Entries from a dataset:
|---|

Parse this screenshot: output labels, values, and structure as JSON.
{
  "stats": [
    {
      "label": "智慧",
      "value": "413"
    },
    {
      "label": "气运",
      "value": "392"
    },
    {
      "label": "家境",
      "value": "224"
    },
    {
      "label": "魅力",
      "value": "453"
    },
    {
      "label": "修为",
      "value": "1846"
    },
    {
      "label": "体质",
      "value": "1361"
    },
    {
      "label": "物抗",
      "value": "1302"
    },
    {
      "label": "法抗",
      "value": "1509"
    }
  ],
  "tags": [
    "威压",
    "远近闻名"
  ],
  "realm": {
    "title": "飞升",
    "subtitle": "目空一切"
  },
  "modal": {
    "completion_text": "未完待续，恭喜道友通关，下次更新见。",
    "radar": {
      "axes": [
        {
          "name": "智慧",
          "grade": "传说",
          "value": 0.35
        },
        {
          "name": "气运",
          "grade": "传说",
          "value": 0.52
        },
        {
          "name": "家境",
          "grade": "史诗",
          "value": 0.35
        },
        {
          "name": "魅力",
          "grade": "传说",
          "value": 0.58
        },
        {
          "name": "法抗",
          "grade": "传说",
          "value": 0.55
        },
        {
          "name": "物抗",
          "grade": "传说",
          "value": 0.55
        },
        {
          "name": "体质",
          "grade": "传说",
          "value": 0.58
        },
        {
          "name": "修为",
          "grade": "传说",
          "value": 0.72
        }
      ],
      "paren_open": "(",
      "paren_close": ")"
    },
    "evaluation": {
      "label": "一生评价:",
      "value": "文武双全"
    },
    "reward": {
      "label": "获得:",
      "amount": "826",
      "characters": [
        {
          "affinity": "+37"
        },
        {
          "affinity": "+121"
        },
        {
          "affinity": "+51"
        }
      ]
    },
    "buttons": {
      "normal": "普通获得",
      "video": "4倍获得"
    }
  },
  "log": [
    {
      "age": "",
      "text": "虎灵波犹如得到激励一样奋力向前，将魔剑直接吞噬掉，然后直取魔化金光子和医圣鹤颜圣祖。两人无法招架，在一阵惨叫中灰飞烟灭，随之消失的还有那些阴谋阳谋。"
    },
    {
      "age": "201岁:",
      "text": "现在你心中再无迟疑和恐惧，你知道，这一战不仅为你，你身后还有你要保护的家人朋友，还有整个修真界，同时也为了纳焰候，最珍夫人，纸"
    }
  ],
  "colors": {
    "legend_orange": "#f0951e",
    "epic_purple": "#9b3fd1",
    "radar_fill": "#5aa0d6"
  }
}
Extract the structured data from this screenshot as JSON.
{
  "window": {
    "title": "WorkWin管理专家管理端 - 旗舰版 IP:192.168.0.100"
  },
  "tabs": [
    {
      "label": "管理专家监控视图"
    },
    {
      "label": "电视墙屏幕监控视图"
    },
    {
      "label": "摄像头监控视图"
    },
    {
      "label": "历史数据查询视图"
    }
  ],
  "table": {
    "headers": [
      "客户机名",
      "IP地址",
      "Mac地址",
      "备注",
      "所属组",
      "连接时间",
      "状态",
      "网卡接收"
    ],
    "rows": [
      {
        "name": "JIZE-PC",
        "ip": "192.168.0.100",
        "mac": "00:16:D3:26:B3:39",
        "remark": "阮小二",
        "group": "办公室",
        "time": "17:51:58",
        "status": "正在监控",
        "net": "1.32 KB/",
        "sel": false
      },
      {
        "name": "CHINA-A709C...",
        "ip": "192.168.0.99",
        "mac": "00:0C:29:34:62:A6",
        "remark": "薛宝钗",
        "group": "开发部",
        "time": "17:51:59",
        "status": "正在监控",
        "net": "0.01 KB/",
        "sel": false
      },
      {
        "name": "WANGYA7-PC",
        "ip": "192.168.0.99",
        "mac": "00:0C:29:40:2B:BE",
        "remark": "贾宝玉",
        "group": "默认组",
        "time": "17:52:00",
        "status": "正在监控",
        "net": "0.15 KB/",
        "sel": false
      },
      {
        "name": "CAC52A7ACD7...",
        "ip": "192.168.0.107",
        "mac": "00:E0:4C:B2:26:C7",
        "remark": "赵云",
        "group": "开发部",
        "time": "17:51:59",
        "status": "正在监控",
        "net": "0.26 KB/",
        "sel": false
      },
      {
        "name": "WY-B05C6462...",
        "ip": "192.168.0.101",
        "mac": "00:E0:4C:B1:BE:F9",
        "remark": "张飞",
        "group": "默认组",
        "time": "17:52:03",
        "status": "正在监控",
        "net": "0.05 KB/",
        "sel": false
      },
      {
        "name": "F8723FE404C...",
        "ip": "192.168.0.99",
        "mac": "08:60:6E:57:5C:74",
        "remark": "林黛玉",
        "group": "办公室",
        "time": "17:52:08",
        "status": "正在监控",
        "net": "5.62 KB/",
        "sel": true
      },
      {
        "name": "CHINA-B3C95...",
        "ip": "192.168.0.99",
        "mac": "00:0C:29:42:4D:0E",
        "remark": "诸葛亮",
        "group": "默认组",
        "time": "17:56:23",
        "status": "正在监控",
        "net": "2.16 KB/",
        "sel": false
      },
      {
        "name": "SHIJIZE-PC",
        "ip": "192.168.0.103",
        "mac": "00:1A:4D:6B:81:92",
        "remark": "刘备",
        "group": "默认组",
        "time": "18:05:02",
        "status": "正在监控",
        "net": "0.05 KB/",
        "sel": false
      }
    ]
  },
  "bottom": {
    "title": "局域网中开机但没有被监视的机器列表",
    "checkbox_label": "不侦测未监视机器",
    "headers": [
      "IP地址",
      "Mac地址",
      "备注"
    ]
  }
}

|---|

_WHAT YOU HAVE TO DO_
Set down all of the entries exactly, please.

_COMPLETED TASK_
Parse this screenshot: output labels, values, and structure as JSON.
{
  "stats": [
    {
      "label": "智慧",
      "value": "413"
    },
    {
      "label": "气运",
      "value": "392"
    },
    {
      "label": "家境",
      "value": "224"
    },
    {
      "label": "魅力",
      "value": "453"
    },
    {
      "label": "修为",
      "value": "1846"
    },
    {
      "label": "体质",
      "value": "1361"
    },
    {
      "label": "物抗",
      "value": "1302"
    },
    {
      "label": "法抗",
      "value": "1509"
    }
  ],
  "tags": [
    "威压",
    "远近闻名"
  ],
  "realm": {
    "title": "飞升",
    "subtitle": "目空一切"
  },
  "modal": {
    "completion_text": "未完待续，恭喜道友通关，下次更新见。",
    "radar": {
      "axes": [
        {
          "name": "智慧",
          "grade": "传说",
          "value": 0.35
        },
        {
          "name": "气运",
          "grade": "传说",
          "value": 0.52
        },
        {
          "name": "家境",
          "grade": "史诗",
          "value": 0.35
        },
        {
          "name": "魅力",
          "grade": "传说",
          "value": 0.58
        },
        {
          "name": "法抗",
          "grade": "传说",
          "value": 0.55
        },
        {
          "name": "物抗",
          "grade": "传说",
          "value": 0.55
        },
        {
          "name": "体质",
          "grade": "传说",
          "value": 0.58
        },
        {
          "name": "修为",
          "grade": "传说",
          "value": 0.72
        }
      ],
      "paren_open": "(",
      "paren_close": ")"
    },
    "evaluation": {
      "label": "一生评价:",
      "value": "文武双全"
    },
    "reward": {
      "label": "获得:",
      "amount": "826",
      "characters": [
        {
          "affinity": "+37"
        },
        {
          "affinity": "+121"
        },
        {
          "affinity": "+51"
        }
      ]
    },
    "buttons": {
      "normal": "普通获得",
      "video": "4倍获得"
    }
  },
  "log": [
    {
      "age": "",
      "text": "虎灵波犹如得到激励一样奋力向前，将魔剑直接吞噬掉，然后直取魔化金光子和医圣鹤颜圣祖。两人无法招架，在一阵惨叫中灰飞烟灭，随之消失的还有那些阴谋阳谋。"
    },
    {
      "age": "201岁:",
      "text": "现在你心中再无迟疑和恐惧，你知道，这一战不仅为你，你身后还有你要保护的家人朋友，还有整个修真界，同时也为了纳焰候，最珍夫人，纸"
    }
  ],
  "colors": {
    "legend_orange": "#f0951e",
    "epic_purple": "#9b3fd1",
    "radar_fill": "#5aa0d6"
  }
}
Extract the structured data from this screenshot as JSON.
{
  "window": {
    "title": "WorkWin管理专家管理端 - 旗舰版 IP:192.168.0.100"
  },
  "tabs": [
    {
      "label": "管理专家监控视图"
    },
    {
      "label": "电视墙屏幕监控视图"
    },
    {
      "label": "摄像头监控视图"
    },
    {
      "label": "历史数据查询视图"
    }
  ],
  "table": {
    "headers": [
      "客户机名",
      "IP地址",
      "Mac地址",
      "备注",
      "所属组",
      "连接时间",
      "状态",
      "网卡接收"
    ],
    "rows": [
      {
        "name": "JIZE-PC",
        "ip": "192.168.0.100",
        "mac": "00:16:D3:26:B3:39",
        "remark": "阮小二",
        "group": "办公室",
        "time": "17:51:58",
        "status": "正在监控",
        "net": "1.32 KB/",
        "sel": false
      },
      {
        "name": "CHINA-A709C...",
        "ip": "192.168.0.99",
        "mac": "00:0C:29:34:62:A6",
        "remark": "薛宝钗",
        "group": "开发部",
        "time": "17:51:59",
        "status": "正在监控",
        "net": "0.01 KB/",
        "sel": false
      },
      {
        "name": "WANGYA7-PC",
        "ip": "192.168.0.99",
        "mac": "00:0C:29:40:2B:BE",
        "remark": "贾宝玉",
        "group": "默认组",
        "time": "17:52:00",
        "status": "正在监控",
        "net": "0.15 KB/",
        "sel": false
      },
      {
        "name": "CAC52A7ACD7...",
        "ip": "192.168.0.107",
        "mac": "00:E0:4C:B2:26:C7",
        "remark": "赵云",
        "group": "开发部",
        "time": "17:51:59",
        "status": "正在监控",
        "net": "0.26 KB/",
        "sel": false
      },
      {
        "name": "WY-B05C6462...",
        "ip": "192.168.0.101",
        "mac": "00:E0:4C:B1:BE:F9",
        "remark": "张飞",
        "group": "默认组",
        "time": "17:52:03",
        "status": "正在监控",
        "net": "0.05 KB/",
        "sel": false
      },
      {
        "name": "F8723FE404C...",
        "ip": "192.168.0.99",
        "mac": "08:60:6E:57:5C:74",
        "remark": "林黛玉",
        "group": "办公室",
        "time": "17:52:08",
        "status": "正在监控",
        "net": "5.62 KB/",
        "sel": true
      },
      {
        "name": "CHINA-B3C95...",
        "ip": "192.168.0.99",
        "mac": "00:0C:29:42:4D:0E",
        "remark": "诸葛亮",
        "group": "默认组",
        "time": "17:56:23",
        "status": "正在监控",
        "net": "2.16 KB/",
        "sel": false
      },
      {
        "name": "SHIJIZE-PC",
        "ip": "192.168.0.103",
        "mac": "00:1A:4D:6B:81:92",
        "remark": "刘备",
        "group": "默认组",
        "time": "18:05:02",
        "status": "正在监控",
        "net": "0.05 KB/",
        "sel": false
      }
    ]
  },
  "bottom": {
    "title": "局域网中开机但没有被监视的机器列表",
    "checkbox_label": "不侦测未监视机器",
    "headers": [
      "IP地址",
      "Mac地址",
      "备注"
    ]
  }
}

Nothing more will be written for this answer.